Reproduce the listing word for word, leaving every picture behind.
····················
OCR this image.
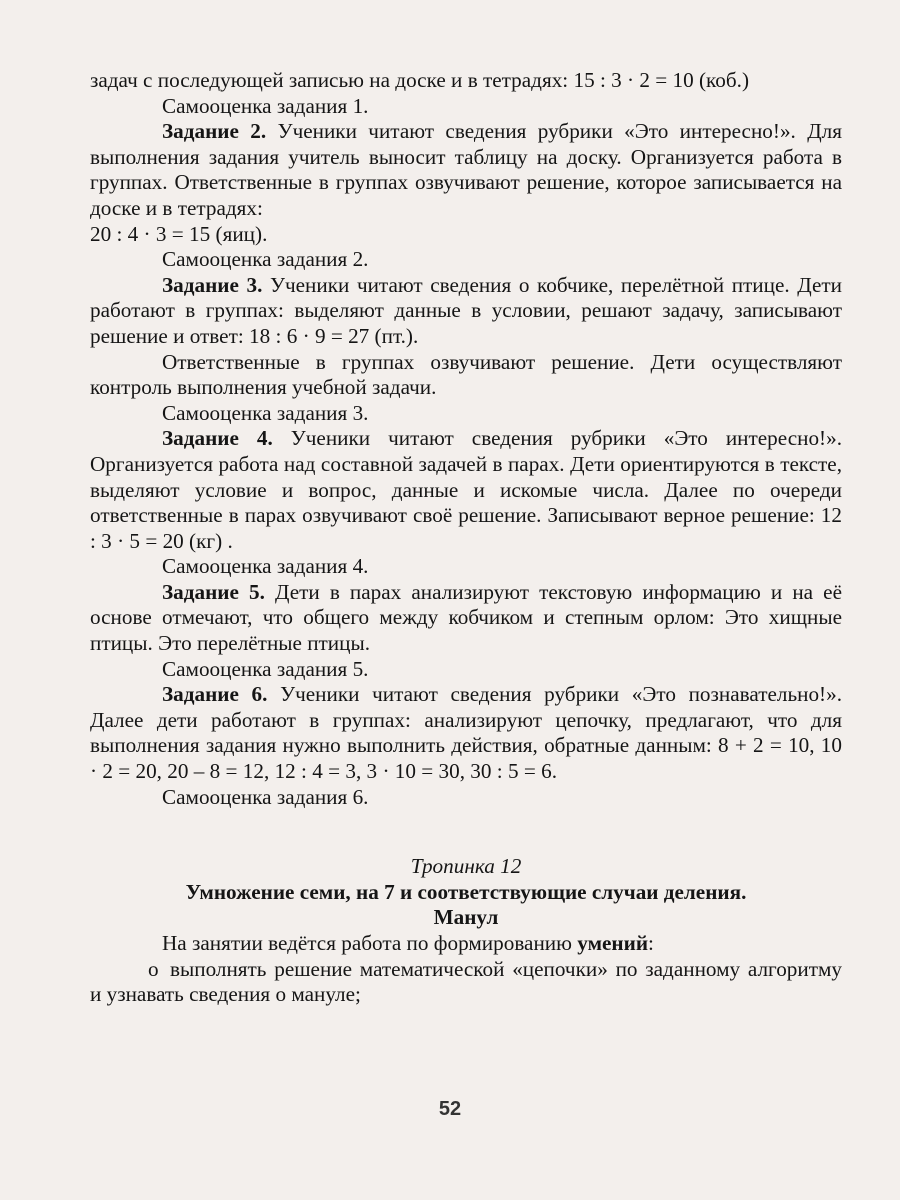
задач с последующей записью на доске и в тетрадях: 15 : 3 · 2 = 10 (коб.)

Самооценка задания 1.

Задание 2. Ученики читают сведения рубрики «Это интересно!». Для выполнения задания учитель выносит таблицу на доску. Организуется работа в группах. Ответственные в группах озвучивают решение, которое записывается на доске и в тетрадях:

20 : 4 · 3 = 15 (яиц).

Самооценка задания 2.

Задание 3. Ученики читают сведения о кобчике, перелётной птице. Дети работают в группах: выделяют данные в условии, решают задачу, записывают решение и ответ: 18 : 6 · 9 = 27 (пт.).

Ответственные в группах озвучивают решение. Дети осуществляют контроль выполнения учебной задачи.

Самооценка задания 3.

Задание 4. Ученики читают сведения рубрики «Это интересно!». Организуется работа над составной задачей в парах. Дети ориентируются в тексте, выделяют условие и вопрос, данные и искомые числа. Далее по очереди ответственные в парах озвучивают своё решение. Записывают верное решение: 12 : 3 · 5 = 20 (кг) .

Самооценка задания 4.

Задание 5. Дети в парах анализируют текстовую информацию и на её основе отмечают, что общего между кобчиком и степным орлом: Это хищные птицы. Это перелётные птицы.

Самооценка задания 5.

Задание 6. Ученики читают сведения рубрики «Это познавательно!». Далее дети работают в группах: анализируют цепочку, предлагают, что для выполнения задания нужно выполнить действия, обратные данным: 8 + 2 = 10, 10 · 2 = 20, 20 – 8 = 12, 12 : 4 = 3, 3 · 10 = 30, 30 : 5 = 6.

Самооценка задания 6.

Тропинка 12

Умножение семи, на 7 и соответствующие случаи деления.

Манул

На занятии ведётся работа по формированию умений:

o выполнять решение математической «цепочки» по заданному алгоритму и узнавать сведения о мануле;

52
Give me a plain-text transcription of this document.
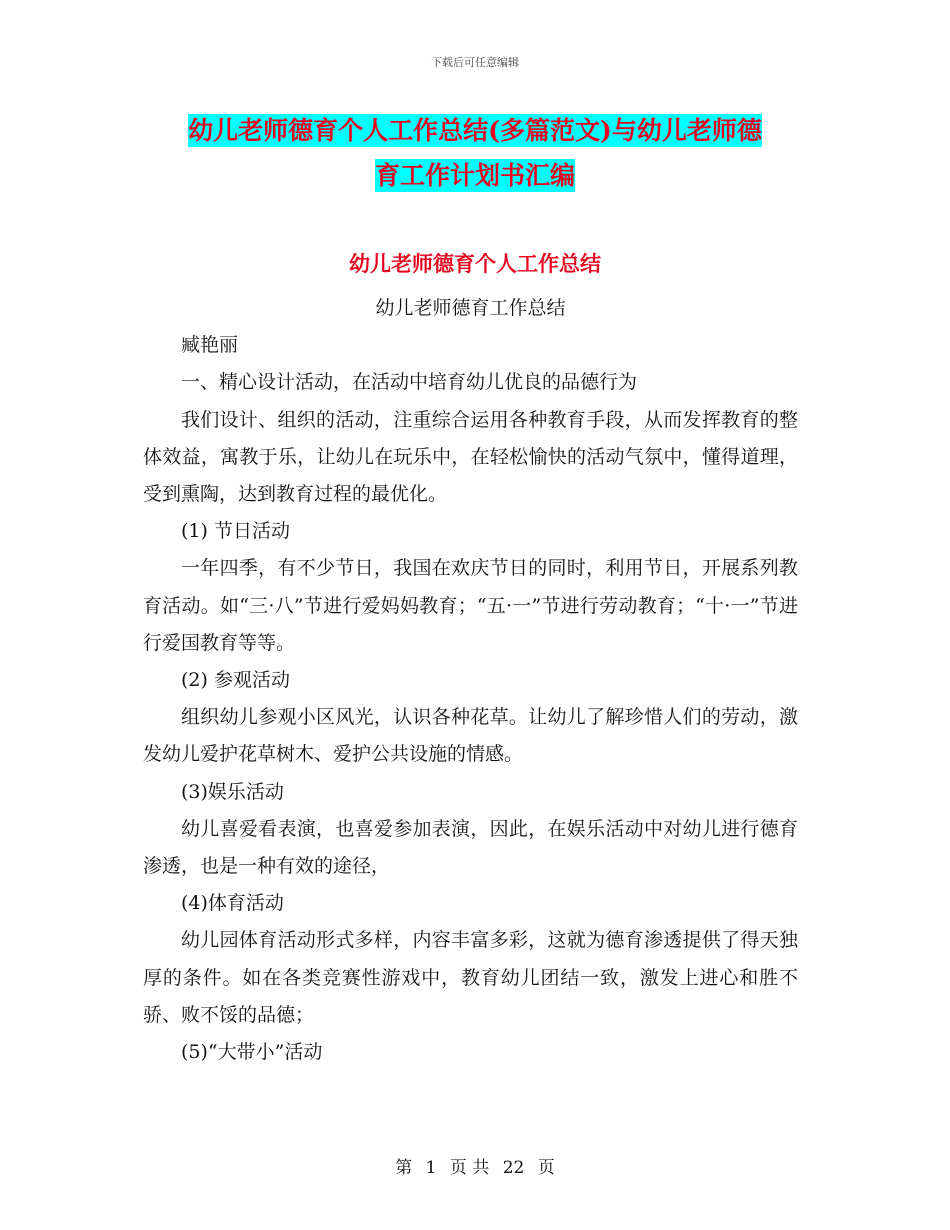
下载后可任意编辑
幼儿老师德育个人工作总结(多篇范文)与幼儿老师德
育工作计划书汇编
幼儿老师德育个人工作总结

幼儿老师德育工作总结

臧艳丽

一、精心设计活动，在活动中培育幼儿优良的品德行为

我们设计、组织的活动，注重综合运用各种教育手段，从而发挥教育的整体效益，寓教于乐，让幼儿在玩乐中，在轻松愉快的活动气氛中，懂得道理，受到熏陶，达到教育过程的最优化。

(1) 节日活动

一年四季，有不少节日，我国在欢庆节日的同时，利用节日，开展系列教育活动。如“三·八”节进行爱妈妈教育；“五·一”节进行劳动教育；“十·一”节进行爱国教育等等。

(2) 参观活动

组织幼儿参观小区风光，认识各种花草。让幼儿了解珍惜人们的劳动，激发幼儿爱护花草树木、爱护公共设施的情感。

(3)娱乐活动

幼儿喜爱看表演，也喜爱参加表演，因此，在娱乐活动中对幼儿进行德育渗透，也是一种有效的途径，

(4)体育活动

幼儿园体育活动形式多样，内容丰富多彩，这就为德育渗透提供了得天独厚的条件。如在各类竞赛性游戏中，教育幼儿团结一致，激发上进心和胜不骄、败不馁的品德；

(5)“大带小”活动

第 1 页 共 22 页
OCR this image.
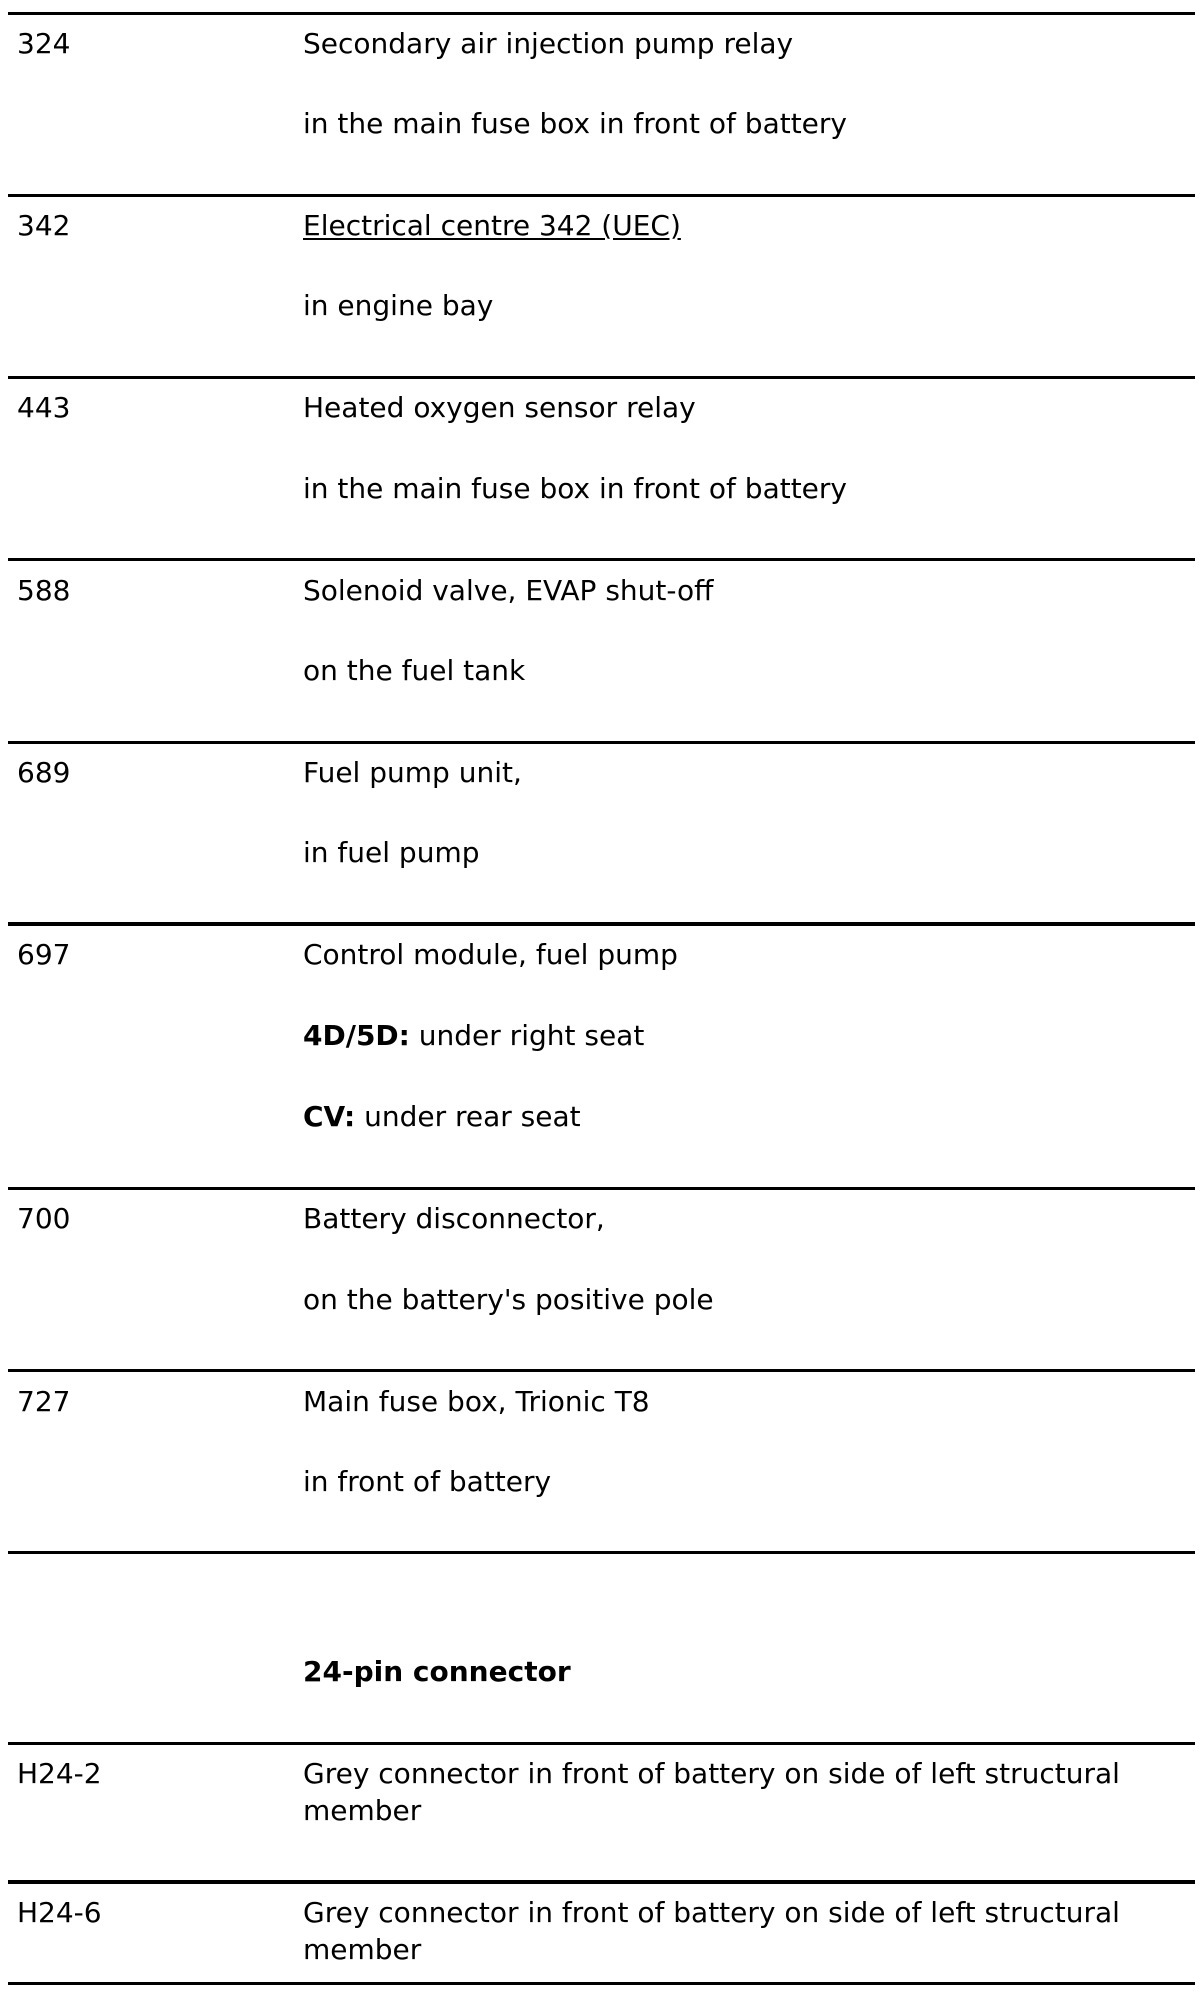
324	Secondary air injection pump relay
in the main fuse box in front of battery
342	Electrical centre 342 (UEC)
in engine bay
443	Heated oxygen sensor relay
in the main fuse box in front of battery
588	Solenoid valve, EVAP shut-off
on the fuel tank
689	Fuel pump unit,
in fuel pump
697	Control module, fuel pump
4D/5D: under right seat
CV: under rear seat
700	Battery disconnector,
on the battery's positive pole
727	Main fuse box, Trionic T8
in front of battery
24-pin connector
H24-2	Grey connector in front of battery on side of left structural member
H24-6	Grey connector in front of battery on side of left structural member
····················
* _Written answer_:
OCR this image.
задач с последующей записью на доске и в тетрадях: 15 : 3 · 2 = 10 (коб.)

Самооценка задания 1.

Задание 2. Ученики читают сведения рубрики «Это интересно!». Для выполнения задания учитель выносит таблицу на доску. Организуется работа в группах. Ответственные в группах озвучивают решение, которое записывается на доске и в тетрадях:

20 : 4 · 3 = 15 (яиц).

Самооценка задания 2.

Задание 3. Ученики читают сведения о кобчике, перелётной птице. Дети работают в группах: выделяют данные в условии, решают задачу, записывают решение и ответ: 18 : 6 · 9 = 27 (пт.).

Ответственные в группах озвучивают решение. Дети осуществляют контроль выполнения учебной задачи.

Самооценка задания 3.

Задание 4. Ученики читают сведения рубрики «Это интересно!». Организуется работа над составной задачей в парах. Дети ориентируются в тексте, выделяют условие и вопрос, данные и искомые числа. Далее по очереди ответственные в парах озвучивают своё решение. Записывают верное решение: 12 : 3 · 5 = 20 (кг) .

Самооценка задания 4.

Задание 5. Дети в парах анализируют текстовую информацию и на её основе отмечают, что общего между кобчиком и степным орлом: Это хищные птицы. Это перелётные птицы.

Самооценка задания 5.

Задание 6. Ученики читают сведения рубрики «Это познавательно!». Далее дети работают в группах: анализируют цепочку, предлагают, что для выполнения задания нужно выполнить действия, обратные данным: 8 + 2 = 10, 10 · 2 = 20, 20 – 8 = 12, 12 : 4 = 3, 3 · 10 = 30, 30 : 5 = 6.

Самооценка задания 6.

Тропинка 12

Умножение семи, на 7 и соответствующие случаи деления.

Манул

На занятии ведётся работа по формированию умений:

o выполнять решение математической «цепочки» по заданному алгоритму и узнавать сведения о мануле;

52
Give me a plain-text transcription of this document.
下载后可任意编辑
幼儿老师德育个人工作总结(多篇范文)与幼儿老师德
育工作计划书汇编
幼儿老师德育个人工作总结

幼儿老师德育工作总结

臧艳丽

一、精心设计活动，在活动中培育幼儿优良的品德行为

我们设计、组织的活动，注重综合运用各种教育手段，从而发挥教育的整体效益，寓教于乐，让幼儿在玩乐中，在轻松愉快的活动气氛中，懂得道理，受到熏陶，达到教育过程的最优化。

(1) 节日活动

一年四季，有不少节日，我国在欢庆节日的同时，利用节日，开展系列教育活动。如“三·八”节进行爱妈妈教育；“五·一”节进行劳动教育；“十·一”节进行爱国教育等等。

(2) 参观活动

组织幼儿参观小区风光，认识各种花草。让幼儿了解珍惜人们的劳动，激发幼儿爱护花草树木、爱护公共设施的情感。

(3)娱乐活动

幼儿喜爱看表演，也喜爱参加表演，因此，在娱乐活动中对幼儿进行德育渗透，也是一种有效的途径，

(4)体育活动

幼儿园体育活动形式多样，内容丰富多彩，这就为德育渗透提供了得天独厚的条件。如在各类竞赛性游戏中，教育幼儿团结一致，激发上进心和胜不骄、败不馁的品德；

(5)“大带小”活动

第 1 页 共 22 页
OCR this image.
324	Secondary air injection pump relay
in the main fuse box in front of battery
342	Electrical centre 342 (UEC)
in engine bay
443	Heated oxygen sensor relay
in the main fuse box in front of battery
588	Solenoid valve, EVAP shut-off
on the fuel tank
689	Fuel pump unit,
in fuel pump
697	Control module, fuel pump
4D/5D: under right seat
CV: under rear seat
700	Battery disconnector,
on the battery's positive pole
727	Main fuse box, Trionic T8
in front of battery
24-pin connector
H24-2	Grey connector in front of battery on side of left structural member
H24-6	Grey connector in front of battery on side of left structural member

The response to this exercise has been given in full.